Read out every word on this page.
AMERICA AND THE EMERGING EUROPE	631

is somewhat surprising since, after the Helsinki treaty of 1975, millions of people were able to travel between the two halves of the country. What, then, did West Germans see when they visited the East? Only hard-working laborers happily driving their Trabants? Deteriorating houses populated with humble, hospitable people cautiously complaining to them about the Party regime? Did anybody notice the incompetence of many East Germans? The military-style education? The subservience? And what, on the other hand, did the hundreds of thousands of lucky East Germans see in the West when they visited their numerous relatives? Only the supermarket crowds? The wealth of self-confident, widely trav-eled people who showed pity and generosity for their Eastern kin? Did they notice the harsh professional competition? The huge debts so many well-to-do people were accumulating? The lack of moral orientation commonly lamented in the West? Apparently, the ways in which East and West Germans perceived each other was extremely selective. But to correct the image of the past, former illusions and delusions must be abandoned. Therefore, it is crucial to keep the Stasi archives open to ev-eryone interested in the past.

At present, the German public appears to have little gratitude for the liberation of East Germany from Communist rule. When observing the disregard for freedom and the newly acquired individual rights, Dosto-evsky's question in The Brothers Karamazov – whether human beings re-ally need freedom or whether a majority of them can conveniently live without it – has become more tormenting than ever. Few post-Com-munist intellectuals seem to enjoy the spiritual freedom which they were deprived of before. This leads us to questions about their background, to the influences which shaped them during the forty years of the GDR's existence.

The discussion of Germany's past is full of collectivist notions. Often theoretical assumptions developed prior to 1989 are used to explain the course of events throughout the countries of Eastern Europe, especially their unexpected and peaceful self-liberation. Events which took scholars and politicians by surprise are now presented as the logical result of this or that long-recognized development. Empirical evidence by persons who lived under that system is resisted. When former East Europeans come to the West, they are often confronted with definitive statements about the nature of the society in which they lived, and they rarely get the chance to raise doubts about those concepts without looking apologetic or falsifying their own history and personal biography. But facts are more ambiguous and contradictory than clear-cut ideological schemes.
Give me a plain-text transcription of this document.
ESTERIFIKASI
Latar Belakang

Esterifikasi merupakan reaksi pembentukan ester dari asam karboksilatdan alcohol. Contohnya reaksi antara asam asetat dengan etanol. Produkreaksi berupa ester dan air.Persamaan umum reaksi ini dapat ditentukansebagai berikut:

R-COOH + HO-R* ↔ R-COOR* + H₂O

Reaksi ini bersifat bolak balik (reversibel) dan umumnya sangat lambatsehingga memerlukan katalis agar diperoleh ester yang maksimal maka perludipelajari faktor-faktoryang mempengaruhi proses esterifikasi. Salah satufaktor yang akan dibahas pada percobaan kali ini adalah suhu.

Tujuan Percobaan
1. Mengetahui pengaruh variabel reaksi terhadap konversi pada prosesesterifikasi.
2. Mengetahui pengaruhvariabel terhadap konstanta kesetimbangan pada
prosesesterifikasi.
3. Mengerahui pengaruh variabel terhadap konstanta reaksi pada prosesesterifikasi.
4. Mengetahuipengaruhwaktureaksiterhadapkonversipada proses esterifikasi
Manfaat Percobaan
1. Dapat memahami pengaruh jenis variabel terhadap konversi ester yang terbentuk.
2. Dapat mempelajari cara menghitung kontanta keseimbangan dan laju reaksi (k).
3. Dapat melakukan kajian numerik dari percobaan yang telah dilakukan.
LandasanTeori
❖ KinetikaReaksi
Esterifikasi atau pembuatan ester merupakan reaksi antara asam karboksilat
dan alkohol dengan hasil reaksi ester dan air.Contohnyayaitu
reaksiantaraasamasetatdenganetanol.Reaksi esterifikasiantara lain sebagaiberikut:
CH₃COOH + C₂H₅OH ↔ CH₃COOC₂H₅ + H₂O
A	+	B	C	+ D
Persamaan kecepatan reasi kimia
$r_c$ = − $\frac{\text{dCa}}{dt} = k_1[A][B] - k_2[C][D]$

^^^^

> What you need to do
Retype the listing above in full, with no alterations.

> Completed task
Read out every word on this page.
AMERICA AND THE EMERGING EUROPE	631

is somewhat surprising since, after the Helsinki treaty of 1975, millions of people were able to travel between the two halves of the country. What, then, did West Germans see when they visited the East? Only hard-working laborers happily driving their Trabants? Deteriorating houses populated with humble, hospitable people cautiously complaining to them about the Party regime? Did anybody notice the incompetence of many East Germans? The military-style education? The subservience? And what, on the other hand, did the hundreds of thousands of lucky East Germans see in the West when they visited their numerous relatives? Only the supermarket crowds? The wealth of self-confident, widely trav-eled people who showed pity and generosity for their Eastern kin? Did they notice the harsh professional competition? The huge debts so many well-to-do people were accumulating? The lack of moral orientation commonly lamented in the West? Apparently, the ways in which East and West Germans perceived each other was extremely selective. But to correct the image of the past, former illusions and delusions must be abandoned. Therefore, it is crucial to keep the Stasi archives open to ev-eryone interested in the past.

At present, the German public appears to have little gratitude for the liberation of East Germany from Communist rule. When observing the disregard for freedom and the newly acquired individual rights, Dosto-evsky's question in The Brothers Karamazov – whether human beings re-ally need freedom or whether a majority of them can conveniently live without it – has become more tormenting than ever. Few post-Com-munist intellectuals seem to enjoy the spiritual freedom which they were deprived of before. This leads us to questions about their background, to the influences which shaped them during the forty years of the GDR's existence.

The discussion of Germany's past is full of collectivist notions. Often theoretical assumptions developed prior to 1989 are used to explain the course of events throughout the countries of Eastern Europe, especially their unexpected and peaceful self-liberation. Events which took scholars and politicians by surprise are now presented as the logical result of this or that long-recognized development. Empirical evidence by persons who lived under that system is resisted. When former East Europeans come to the West, they are often confronted with definitive statements about the nature of the society in which they lived, and they rarely get the chance to raise doubts about those concepts without looking apologetic or falsifying their own history and personal biography. But facts are more ambiguous and contradictory than clear-cut ideological schemes.
Give me a plain-text transcription of this document.
ESTERIFIKASI
Latar Belakang

Esterifikasi merupakan reaksi pembentukan ester dari asam karboksilatdan alcohol. Contohnya reaksi antara asam asetat dengan etanol. Produkreaksi berupa ester dan air.Persamaan umum reaksi ini dapat ditentukansebagai berikut:

R-COOH + HO-R* ↔ R-COOR* + H₂O

Reaksi ini bersifat bolak balik (reversibel) dan umumnya sangat lambatsehingga memerlukan katalis agar diperoleh ester yang maksimal maka perludipelajari faktor-faktoryang mempengaruhi proses esterifikasi. Salah satufaktor yang akan dibahas pada percobaan kali ini adalah suhu.

Tujuan Percobaan
1. Mengetahui pengaruh variabel reaksi terhadap konversi pada prosesesterifikasi.
2. Mengetahui pengaruhvariabel terhadap konstanta kesetimbangan pada
prosesesterifikasi.
3. Mengerahui pengaruh variabel terhadap konstanta reaksi pada prosesesterifikasi.
4. Mengetahuipengaruhwaktureaksiterhadapkonversipada proses esterifikasi
Manfaat Percobaan
1. Dapat memahami pengaruh jenis variabel terhadap konversi ester yang terbentuk.
2. Dapat mempelajari cara menghitung kontanta keseimbangan dan laju reaksi (k).
3. Dapat melakukan kajian numerik dari percobaan yang telah dilakukan.
LandasanTeori
❖ KinetikaReaksi
Esterifikasi atau pembuatan ester merupakan reaksi antara asam karboksilat
dan alkohol dengan hasil reaksi ester dan air.Contohnyayaitu
reaksiantaraasamasetatdenganetanol.Reaksi esterifikasiantara lain sebagaiberikut:
CH₃COOH + C₂H₅OH ↔ CH₃COOC₂H₅ + H₂O
A	+	B	C	+ D
Persamaan kecepatan reasi kimia
$r_c$ = − $\frac{\text{dCa}}{dt} = k_1[A][B] - k_2[C][D]$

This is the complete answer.